▸ **Task details**:
Update the rows below, starting at the one containing "spinner-up-button[interactable] [615, 64, 632, 75]" and ending at the one containing "menu-remove-all-files-label: Remove All", by replacing "Ctrl+O" with "Ctrl+Shift+O" and leaving everything else unchanged; give back only those rows.

+++ Records shown +++

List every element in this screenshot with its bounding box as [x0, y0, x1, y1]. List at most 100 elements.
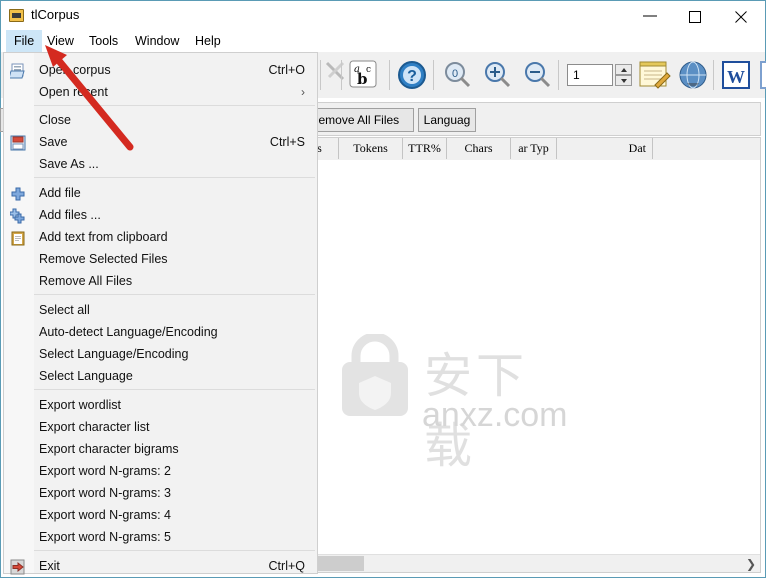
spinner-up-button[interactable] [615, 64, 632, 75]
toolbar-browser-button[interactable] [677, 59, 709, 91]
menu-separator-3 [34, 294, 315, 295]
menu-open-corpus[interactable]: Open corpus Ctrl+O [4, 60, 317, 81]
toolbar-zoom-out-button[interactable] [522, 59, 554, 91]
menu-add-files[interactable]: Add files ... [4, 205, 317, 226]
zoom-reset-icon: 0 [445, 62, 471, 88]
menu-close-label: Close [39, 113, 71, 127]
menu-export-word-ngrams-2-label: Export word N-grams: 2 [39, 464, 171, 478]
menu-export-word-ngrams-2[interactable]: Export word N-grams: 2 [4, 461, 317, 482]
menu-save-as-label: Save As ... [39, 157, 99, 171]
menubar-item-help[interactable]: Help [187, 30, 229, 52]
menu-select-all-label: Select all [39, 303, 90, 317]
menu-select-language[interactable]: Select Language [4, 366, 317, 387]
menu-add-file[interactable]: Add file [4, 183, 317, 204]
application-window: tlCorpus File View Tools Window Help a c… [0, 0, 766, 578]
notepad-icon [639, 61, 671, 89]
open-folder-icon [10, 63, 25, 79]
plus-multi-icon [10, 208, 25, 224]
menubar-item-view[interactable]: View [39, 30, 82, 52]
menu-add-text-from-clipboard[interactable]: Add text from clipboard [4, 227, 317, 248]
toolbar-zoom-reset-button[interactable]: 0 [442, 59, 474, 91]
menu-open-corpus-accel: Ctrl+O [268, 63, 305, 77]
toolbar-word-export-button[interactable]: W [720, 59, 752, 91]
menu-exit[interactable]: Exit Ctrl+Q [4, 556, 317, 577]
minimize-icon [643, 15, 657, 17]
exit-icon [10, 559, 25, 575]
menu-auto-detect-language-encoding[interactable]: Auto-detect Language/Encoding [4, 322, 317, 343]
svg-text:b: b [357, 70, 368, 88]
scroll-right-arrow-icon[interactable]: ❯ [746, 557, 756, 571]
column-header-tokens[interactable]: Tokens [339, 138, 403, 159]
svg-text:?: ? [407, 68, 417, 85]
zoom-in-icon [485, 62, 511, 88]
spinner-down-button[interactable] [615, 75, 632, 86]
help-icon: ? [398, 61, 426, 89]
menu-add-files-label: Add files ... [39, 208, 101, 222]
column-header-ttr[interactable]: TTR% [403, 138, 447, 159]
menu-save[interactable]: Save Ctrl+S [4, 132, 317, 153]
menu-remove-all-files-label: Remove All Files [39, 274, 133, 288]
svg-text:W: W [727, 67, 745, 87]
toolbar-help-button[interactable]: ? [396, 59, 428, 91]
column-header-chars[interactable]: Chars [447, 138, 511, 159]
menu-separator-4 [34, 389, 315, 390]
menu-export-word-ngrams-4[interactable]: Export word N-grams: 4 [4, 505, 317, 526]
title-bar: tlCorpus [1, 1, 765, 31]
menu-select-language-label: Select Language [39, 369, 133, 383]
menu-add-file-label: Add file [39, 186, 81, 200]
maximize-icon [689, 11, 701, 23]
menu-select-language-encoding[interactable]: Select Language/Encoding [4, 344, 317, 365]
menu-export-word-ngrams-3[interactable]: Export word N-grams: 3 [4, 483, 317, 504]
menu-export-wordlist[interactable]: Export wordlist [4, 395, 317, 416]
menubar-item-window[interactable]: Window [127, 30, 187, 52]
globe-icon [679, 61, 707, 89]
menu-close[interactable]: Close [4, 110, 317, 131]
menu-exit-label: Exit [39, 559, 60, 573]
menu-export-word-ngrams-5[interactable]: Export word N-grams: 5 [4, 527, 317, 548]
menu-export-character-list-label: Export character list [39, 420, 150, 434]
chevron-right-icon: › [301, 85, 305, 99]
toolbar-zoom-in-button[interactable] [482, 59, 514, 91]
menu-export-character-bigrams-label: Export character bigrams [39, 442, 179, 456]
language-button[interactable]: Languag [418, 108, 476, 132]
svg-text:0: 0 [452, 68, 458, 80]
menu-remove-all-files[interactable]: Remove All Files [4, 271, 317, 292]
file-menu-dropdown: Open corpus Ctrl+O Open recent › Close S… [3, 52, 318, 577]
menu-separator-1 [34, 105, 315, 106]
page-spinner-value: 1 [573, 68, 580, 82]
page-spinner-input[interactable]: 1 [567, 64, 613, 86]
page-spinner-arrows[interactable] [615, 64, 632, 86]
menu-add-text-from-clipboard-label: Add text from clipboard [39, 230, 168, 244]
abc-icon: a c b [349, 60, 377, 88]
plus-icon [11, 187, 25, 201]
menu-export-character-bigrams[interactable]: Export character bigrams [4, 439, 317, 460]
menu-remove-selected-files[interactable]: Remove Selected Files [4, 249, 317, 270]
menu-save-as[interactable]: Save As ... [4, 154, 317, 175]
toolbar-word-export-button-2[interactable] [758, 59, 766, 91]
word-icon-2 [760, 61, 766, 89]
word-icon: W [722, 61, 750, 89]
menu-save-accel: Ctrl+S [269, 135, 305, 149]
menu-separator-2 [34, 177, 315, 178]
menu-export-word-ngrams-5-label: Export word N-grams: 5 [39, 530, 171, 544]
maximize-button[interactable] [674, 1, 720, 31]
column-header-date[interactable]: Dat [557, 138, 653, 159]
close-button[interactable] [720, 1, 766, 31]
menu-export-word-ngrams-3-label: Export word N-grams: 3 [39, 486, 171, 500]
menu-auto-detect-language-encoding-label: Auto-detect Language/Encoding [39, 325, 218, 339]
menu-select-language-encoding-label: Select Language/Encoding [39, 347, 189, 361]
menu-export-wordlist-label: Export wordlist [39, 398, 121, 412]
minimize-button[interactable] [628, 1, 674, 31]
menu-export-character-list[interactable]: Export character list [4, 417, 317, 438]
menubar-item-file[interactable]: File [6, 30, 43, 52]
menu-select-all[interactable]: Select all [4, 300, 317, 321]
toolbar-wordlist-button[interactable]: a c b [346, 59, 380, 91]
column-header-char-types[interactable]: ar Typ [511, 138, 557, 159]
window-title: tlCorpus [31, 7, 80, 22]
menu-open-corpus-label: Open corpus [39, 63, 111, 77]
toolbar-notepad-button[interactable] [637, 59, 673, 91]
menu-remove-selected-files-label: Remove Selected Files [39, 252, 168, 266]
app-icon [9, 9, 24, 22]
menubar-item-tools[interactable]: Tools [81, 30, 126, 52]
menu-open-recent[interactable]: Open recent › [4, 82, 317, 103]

+++
+++ Records shown +++

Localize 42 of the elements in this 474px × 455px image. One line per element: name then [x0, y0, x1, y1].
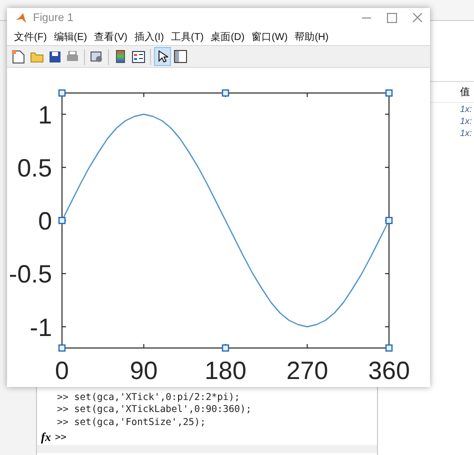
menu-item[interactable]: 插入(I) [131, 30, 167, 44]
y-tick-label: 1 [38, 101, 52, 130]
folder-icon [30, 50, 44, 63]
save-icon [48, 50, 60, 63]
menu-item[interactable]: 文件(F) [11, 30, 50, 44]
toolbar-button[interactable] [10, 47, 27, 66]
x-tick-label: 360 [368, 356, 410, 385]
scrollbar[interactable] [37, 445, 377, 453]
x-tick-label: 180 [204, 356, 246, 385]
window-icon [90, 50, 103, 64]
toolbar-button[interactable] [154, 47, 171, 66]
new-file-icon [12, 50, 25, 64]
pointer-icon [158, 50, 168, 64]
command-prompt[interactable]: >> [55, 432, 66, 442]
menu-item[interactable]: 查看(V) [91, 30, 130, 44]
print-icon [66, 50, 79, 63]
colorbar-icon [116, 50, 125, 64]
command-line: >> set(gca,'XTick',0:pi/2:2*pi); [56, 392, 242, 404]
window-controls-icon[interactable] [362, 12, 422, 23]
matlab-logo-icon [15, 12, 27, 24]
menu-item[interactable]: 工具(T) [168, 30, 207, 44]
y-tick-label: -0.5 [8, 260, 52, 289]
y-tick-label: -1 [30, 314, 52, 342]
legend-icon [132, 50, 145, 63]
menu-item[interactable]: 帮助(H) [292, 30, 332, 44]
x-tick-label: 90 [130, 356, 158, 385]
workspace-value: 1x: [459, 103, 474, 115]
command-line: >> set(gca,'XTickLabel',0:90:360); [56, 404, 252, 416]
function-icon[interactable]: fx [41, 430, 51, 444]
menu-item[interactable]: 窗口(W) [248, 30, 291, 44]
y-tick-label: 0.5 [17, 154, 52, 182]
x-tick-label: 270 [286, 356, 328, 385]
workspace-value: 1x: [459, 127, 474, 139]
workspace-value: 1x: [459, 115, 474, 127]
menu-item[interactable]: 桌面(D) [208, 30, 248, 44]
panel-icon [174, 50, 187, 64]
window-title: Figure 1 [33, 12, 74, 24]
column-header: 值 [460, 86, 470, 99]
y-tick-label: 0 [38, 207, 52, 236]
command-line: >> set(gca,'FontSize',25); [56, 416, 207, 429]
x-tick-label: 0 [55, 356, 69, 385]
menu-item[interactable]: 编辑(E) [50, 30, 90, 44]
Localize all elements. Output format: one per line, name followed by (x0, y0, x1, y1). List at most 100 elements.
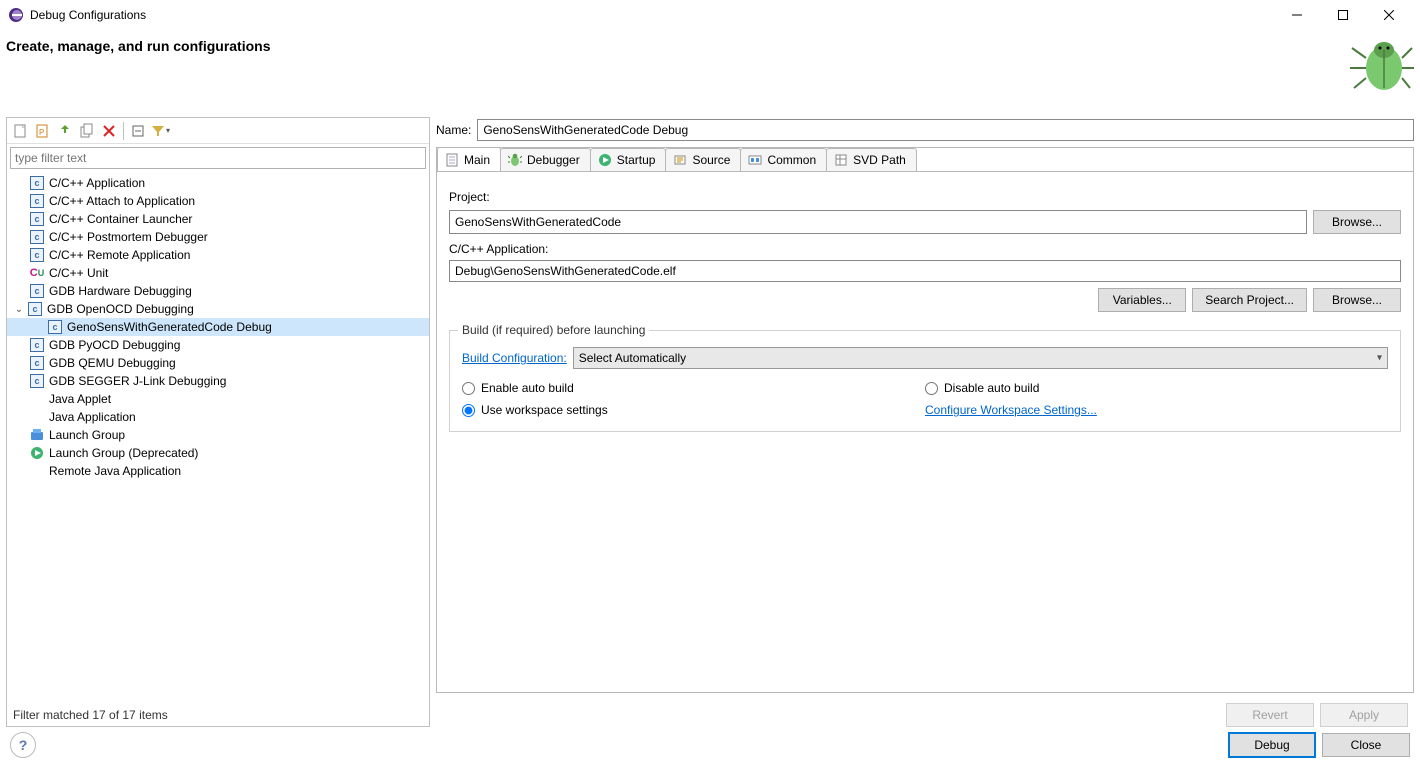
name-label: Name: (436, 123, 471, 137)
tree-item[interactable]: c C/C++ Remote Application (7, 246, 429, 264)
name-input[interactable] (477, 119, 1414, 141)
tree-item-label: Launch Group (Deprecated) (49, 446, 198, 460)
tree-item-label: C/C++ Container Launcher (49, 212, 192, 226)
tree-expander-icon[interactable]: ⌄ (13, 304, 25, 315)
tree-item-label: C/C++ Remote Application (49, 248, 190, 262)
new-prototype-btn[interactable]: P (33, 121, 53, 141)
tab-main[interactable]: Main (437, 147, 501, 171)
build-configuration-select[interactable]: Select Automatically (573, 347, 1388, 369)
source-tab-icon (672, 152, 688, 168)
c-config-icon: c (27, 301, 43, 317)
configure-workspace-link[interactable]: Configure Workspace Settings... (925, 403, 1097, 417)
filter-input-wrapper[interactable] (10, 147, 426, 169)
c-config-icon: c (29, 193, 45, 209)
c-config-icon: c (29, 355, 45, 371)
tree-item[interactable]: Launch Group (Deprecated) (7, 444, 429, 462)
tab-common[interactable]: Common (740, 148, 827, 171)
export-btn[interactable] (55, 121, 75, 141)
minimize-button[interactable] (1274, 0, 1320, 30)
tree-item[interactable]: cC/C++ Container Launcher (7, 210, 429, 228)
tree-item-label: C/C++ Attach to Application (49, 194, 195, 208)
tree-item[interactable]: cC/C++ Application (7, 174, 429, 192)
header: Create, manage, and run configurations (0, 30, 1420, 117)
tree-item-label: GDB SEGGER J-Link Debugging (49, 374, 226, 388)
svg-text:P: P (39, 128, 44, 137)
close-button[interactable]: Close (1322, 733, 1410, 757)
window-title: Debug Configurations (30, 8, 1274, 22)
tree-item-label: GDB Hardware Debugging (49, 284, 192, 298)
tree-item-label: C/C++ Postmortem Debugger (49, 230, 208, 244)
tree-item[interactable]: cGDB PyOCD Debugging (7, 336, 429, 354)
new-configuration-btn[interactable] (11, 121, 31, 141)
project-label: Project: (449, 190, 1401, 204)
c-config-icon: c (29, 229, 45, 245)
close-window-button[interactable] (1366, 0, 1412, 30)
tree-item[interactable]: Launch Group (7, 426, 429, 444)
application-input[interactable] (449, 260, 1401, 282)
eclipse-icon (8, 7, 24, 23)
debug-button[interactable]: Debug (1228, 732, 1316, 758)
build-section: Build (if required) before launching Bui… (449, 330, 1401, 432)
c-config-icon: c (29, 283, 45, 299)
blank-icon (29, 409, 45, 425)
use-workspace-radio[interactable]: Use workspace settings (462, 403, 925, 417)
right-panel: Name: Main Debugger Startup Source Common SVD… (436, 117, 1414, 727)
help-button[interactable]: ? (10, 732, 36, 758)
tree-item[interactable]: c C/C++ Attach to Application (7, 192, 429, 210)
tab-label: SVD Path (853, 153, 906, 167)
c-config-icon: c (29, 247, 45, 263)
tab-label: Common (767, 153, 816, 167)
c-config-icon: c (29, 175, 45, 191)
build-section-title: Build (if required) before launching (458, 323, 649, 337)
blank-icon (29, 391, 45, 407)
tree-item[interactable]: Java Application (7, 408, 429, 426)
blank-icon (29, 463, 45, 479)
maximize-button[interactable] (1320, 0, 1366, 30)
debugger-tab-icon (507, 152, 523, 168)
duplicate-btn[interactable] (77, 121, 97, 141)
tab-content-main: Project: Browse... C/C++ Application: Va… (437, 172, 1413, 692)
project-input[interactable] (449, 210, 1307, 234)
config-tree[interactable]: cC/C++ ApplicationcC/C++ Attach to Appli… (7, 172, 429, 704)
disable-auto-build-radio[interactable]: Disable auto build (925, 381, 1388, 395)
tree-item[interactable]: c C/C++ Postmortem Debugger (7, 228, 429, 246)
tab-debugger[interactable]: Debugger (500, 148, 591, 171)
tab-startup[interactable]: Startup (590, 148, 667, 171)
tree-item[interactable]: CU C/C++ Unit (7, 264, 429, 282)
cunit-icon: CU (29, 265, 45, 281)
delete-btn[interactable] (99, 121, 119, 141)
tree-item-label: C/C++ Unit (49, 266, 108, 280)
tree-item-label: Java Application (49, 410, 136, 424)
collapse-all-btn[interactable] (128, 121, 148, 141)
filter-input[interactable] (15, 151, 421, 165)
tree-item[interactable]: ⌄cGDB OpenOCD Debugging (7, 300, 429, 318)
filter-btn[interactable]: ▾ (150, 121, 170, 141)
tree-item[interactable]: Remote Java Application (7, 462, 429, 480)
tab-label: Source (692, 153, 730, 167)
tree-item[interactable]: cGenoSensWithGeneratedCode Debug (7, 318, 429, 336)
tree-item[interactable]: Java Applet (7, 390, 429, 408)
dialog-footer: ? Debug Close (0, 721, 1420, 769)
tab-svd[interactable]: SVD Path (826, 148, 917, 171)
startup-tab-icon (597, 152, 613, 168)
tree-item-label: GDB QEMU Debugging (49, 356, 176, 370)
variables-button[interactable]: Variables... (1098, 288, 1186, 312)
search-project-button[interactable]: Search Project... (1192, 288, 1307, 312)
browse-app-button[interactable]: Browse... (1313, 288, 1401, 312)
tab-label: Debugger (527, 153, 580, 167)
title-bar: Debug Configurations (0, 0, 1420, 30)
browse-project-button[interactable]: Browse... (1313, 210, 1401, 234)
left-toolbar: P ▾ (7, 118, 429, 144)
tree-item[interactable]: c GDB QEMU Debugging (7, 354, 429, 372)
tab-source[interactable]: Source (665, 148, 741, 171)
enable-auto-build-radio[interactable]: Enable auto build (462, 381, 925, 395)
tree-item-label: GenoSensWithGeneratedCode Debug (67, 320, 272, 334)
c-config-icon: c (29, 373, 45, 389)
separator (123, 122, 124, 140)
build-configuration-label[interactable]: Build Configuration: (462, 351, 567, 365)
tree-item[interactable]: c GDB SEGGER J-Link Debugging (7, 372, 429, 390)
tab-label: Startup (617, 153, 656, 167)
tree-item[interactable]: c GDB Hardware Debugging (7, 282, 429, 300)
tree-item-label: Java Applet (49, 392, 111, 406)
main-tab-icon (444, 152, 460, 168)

+++

▸ **Answer for the task**:
spinner-up-button[interactable] [615, 64, 632, 75]
toolbar-browser-button[interactable] [677, 59, 709, 91]
menu-separator-3 [34, 294, 315, 295]
menu-open-corpus[interactable]: Open corpus Ctrl+Shift+O [4, 60, 317, 81]
toolbar-zoom-out-button[interactable] [522, 59, 554, 91]
menu-add-files[interactable]: Add files ... [4, 205, 317, 226]
zoom-reset-icon: 0 [445, 62, 471, 88]
menu-close-label: Close [39, 113, 71, 127]
menu-export-word-ngrams-2-label: Export word N-grams: 2 [39, 464, 171, 478]
menu-export-word-ngrams-2[interactable]: Export word N-grams: 2 [4, 461, 317, 482]
menu-save-as-label: Save As ... [39, 157, 99, 171]
menubar-item-help[interactable]: Help [187, 30, 229, 52]
menu-select-all-label: Select all [39, 303, 90, 317]
menu-select-language[interactable]: Select Language [4, 366, 317, 387]
menu-add-file[interactable]: Add file [4, 183, 317, 204]
application-window: tlCorpus File View Tools Window Help a c… [0, 0, 766, 578]
notepad-icon [639, 61, 671, 89]
open-folder-icon [10, 63, 25, 79]
plus-multi-icon [10, 208, 25, 224]
menubar-item-view[interactable]: View [39, 30, 82, 52]
menu-add-text-from-clipboard[interactable]: Add text from clipboard [4, 227, 317, 248]
toolbar-zoom-reset-button[interactable]: 0 [442, 59, 474, 91]
menu-open-corpus-accel: Ctrl+Shift+O [268, 63, 305, 77]
toolbar-word-export-button[interactable]: W [720, 59, 752, 91]
menu-exit[interactable]: Exit Ctrl+Q [4, 556, 317, 577]
minimize-icon [643, 15, 657, 17]
exit-icon [10, 559, 25, 575]
menu-auto-detect-language-encoding[interactable]: Auto-detect Language/Encoding [4, 322, 317, 343]
svg-text:b: b [357, 70, 368, 88]
scroll-right-arrow-icon[interactable]: ❯ [746, 557, 756, 571]
column-header-tokens[interactable]: Tokens [339, 138, 403, 159]
svg-text:?: ? [407, 68, 417, 85]
zoom-in-icon [485, 62, 511, 88]
spinner-down-button[interactable] [615, 75, 632, 86]
help-icon: ? [398, 61, 426, 89]
menu-add-files-label: Add files ... [39, 208, 101, 222]
column-header-ttr[interactable]: TTR% [403, 138, 447, 159]
menu-save[interactable]: Save Ctrl+S [4, 132, 317, 153]
menu-remove-all-files-label: Remove All Files [39, 274, 133, 288]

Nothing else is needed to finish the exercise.